● **Instruction**
Say how many lines contain the word "data" and give no other text.

● **Stored records**

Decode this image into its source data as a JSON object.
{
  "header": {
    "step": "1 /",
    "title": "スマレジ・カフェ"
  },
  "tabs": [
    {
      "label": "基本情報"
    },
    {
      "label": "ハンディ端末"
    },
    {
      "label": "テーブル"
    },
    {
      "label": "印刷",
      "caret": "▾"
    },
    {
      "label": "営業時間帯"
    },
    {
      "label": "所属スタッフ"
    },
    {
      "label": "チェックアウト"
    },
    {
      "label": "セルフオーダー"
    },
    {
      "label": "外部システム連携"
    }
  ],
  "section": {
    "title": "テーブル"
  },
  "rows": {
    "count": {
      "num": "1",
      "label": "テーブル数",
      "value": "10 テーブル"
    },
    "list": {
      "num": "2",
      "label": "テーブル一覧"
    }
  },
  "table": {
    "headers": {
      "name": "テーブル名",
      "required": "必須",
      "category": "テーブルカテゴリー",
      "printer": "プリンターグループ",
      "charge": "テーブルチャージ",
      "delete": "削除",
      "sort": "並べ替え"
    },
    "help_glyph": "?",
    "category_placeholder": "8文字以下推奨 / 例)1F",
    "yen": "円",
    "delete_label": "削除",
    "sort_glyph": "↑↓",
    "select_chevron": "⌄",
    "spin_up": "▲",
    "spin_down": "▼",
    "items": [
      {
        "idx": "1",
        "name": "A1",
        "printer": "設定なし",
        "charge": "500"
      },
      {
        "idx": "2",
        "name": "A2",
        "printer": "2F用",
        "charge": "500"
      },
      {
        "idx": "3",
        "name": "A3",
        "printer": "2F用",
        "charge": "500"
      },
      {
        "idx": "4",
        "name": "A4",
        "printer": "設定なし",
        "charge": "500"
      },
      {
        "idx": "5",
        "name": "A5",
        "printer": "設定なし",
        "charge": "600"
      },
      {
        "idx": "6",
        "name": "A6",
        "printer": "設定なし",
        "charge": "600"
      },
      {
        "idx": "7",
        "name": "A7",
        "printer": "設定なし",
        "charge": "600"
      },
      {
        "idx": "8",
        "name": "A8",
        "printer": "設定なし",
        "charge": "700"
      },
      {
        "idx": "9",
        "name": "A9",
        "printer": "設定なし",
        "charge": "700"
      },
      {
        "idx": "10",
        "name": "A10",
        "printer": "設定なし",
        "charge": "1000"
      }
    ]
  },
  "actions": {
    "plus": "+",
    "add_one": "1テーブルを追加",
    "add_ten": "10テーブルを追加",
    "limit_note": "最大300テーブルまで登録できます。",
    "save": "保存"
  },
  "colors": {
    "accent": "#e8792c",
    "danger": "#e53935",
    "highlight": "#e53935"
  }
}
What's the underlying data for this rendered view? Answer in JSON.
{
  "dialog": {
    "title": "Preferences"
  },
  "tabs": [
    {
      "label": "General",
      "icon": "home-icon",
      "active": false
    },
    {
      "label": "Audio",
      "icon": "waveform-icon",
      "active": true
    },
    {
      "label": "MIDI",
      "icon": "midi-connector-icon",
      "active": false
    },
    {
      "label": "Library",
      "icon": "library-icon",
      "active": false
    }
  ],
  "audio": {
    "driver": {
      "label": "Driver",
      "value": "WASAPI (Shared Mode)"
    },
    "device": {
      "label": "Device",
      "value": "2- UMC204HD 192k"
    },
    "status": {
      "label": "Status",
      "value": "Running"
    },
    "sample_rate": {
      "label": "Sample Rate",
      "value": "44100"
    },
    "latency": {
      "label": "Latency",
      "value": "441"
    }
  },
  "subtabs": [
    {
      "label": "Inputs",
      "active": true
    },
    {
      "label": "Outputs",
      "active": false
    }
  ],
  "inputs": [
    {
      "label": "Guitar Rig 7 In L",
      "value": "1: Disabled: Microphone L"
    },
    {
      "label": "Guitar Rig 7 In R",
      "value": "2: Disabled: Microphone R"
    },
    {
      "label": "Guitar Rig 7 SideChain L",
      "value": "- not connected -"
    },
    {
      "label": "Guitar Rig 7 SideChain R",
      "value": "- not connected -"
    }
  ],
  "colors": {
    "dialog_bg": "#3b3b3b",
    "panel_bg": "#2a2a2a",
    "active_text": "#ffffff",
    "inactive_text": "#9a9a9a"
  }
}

● **Answer**
2